* Saved data entries:

************

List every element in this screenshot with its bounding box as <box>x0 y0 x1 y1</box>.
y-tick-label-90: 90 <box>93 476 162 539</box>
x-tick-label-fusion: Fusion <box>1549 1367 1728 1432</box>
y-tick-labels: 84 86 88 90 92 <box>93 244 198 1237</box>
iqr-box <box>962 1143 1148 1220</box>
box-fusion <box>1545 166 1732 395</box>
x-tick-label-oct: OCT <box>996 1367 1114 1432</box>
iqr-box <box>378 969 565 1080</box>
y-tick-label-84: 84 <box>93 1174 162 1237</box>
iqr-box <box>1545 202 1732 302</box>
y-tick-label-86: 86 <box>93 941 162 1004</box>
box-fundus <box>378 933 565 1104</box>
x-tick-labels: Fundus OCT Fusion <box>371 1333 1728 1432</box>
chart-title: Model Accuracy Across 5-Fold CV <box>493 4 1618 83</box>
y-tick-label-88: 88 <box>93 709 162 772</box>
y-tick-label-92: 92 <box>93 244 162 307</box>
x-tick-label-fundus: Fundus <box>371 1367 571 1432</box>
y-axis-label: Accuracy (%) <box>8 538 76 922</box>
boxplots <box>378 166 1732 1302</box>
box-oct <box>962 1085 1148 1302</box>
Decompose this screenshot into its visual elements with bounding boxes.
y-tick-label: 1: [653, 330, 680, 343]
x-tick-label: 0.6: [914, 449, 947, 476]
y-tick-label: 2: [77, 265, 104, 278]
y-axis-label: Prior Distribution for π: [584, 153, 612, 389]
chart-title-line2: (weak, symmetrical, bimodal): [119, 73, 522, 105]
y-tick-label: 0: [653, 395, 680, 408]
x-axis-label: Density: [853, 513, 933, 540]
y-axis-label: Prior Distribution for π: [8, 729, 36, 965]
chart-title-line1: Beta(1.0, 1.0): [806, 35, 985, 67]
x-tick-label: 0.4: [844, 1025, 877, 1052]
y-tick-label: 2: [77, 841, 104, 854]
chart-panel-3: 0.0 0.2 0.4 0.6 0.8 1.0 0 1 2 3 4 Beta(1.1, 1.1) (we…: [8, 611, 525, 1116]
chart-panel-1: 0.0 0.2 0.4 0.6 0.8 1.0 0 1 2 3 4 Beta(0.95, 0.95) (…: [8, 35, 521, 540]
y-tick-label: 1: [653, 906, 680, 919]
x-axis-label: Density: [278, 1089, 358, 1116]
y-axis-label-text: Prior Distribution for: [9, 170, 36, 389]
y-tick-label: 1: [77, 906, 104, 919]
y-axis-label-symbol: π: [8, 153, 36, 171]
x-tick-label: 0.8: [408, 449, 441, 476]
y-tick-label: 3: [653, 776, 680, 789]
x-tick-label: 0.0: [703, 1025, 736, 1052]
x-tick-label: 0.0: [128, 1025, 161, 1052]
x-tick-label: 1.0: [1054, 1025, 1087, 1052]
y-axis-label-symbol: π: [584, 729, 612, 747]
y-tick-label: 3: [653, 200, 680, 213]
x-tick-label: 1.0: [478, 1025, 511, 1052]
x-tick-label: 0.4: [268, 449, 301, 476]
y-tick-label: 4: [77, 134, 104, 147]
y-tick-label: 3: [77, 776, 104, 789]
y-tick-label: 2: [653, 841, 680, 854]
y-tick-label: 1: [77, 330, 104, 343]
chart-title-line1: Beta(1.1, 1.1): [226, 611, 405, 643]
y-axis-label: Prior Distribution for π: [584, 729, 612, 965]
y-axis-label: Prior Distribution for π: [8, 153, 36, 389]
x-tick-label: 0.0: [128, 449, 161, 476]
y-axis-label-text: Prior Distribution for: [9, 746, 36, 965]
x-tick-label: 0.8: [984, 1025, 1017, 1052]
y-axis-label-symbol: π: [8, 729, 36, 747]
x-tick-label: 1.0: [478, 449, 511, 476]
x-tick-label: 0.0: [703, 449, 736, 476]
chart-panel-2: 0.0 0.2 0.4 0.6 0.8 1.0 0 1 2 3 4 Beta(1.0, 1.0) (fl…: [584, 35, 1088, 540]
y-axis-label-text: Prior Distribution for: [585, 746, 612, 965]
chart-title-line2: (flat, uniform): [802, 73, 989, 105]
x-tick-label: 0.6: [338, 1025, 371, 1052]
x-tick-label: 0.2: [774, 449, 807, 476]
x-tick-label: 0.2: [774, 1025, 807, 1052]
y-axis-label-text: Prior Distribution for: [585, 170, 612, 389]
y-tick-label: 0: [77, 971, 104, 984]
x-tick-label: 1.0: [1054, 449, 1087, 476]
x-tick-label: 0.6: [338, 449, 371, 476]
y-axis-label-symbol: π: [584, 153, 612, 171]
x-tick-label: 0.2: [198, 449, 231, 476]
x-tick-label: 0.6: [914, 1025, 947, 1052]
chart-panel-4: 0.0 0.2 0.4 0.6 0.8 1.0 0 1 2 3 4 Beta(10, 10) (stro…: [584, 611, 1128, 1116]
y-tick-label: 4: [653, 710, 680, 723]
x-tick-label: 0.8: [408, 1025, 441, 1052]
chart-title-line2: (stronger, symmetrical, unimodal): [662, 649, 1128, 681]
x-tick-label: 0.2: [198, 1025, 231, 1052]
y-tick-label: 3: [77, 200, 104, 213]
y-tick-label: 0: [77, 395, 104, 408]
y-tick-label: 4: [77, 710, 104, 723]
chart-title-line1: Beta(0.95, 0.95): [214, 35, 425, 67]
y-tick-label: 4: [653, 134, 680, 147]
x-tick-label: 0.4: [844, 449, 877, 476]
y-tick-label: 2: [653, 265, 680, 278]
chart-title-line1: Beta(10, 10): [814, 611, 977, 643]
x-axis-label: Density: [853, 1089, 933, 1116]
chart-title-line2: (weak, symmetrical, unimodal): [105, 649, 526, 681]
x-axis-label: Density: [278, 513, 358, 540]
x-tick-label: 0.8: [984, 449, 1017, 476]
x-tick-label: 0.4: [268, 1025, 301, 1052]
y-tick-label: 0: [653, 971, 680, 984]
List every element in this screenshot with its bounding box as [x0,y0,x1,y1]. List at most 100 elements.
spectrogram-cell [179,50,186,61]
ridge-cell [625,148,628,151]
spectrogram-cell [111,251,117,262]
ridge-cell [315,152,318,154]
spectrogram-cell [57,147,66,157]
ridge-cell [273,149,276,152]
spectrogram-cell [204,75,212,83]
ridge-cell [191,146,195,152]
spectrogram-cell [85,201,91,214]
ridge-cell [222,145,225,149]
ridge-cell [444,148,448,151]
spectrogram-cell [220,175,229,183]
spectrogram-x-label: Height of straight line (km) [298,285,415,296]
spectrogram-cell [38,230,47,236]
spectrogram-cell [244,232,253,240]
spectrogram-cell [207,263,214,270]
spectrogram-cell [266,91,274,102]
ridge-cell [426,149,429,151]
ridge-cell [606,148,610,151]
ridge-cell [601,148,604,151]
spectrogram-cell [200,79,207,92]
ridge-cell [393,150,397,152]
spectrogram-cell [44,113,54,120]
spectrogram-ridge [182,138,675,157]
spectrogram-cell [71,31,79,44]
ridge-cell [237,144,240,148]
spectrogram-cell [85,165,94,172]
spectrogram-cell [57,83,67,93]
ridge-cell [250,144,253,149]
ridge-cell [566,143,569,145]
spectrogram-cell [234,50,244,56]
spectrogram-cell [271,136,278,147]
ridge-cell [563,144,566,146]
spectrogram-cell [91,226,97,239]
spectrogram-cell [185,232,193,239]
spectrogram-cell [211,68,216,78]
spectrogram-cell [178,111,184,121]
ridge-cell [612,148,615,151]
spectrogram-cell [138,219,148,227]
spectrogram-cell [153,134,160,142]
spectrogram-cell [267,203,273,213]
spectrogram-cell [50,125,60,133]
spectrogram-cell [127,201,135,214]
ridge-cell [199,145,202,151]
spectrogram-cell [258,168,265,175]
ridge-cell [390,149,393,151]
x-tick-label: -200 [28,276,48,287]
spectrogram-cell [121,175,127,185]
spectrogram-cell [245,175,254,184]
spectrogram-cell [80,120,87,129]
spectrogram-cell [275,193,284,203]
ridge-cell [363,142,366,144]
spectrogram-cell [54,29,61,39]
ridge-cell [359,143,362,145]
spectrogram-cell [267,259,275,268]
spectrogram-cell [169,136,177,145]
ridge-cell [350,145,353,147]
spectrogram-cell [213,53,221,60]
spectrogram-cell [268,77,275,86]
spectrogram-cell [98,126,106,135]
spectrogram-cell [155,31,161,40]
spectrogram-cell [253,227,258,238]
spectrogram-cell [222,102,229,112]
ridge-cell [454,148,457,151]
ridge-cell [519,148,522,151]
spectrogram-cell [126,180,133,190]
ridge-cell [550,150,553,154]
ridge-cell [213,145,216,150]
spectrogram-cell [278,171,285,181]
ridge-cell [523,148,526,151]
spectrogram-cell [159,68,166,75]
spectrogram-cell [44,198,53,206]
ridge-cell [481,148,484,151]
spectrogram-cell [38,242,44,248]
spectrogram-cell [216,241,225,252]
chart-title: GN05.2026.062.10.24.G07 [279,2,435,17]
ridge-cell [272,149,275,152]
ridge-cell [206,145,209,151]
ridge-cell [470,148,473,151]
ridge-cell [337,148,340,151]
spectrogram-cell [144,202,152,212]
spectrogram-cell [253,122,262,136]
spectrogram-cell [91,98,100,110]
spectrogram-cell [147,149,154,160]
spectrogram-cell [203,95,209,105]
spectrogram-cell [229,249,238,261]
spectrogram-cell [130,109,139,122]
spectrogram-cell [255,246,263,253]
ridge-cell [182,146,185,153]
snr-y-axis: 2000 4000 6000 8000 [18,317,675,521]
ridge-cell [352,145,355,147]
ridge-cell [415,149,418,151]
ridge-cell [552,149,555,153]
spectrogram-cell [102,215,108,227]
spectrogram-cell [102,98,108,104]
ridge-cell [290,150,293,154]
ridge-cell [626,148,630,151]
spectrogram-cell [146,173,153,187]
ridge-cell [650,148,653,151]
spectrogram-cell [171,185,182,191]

************

* Your objective:
Count the lines in the records above that contain the string "panel", treating uppercase and lowercase letters as different, and give only the number.

* Response below:
4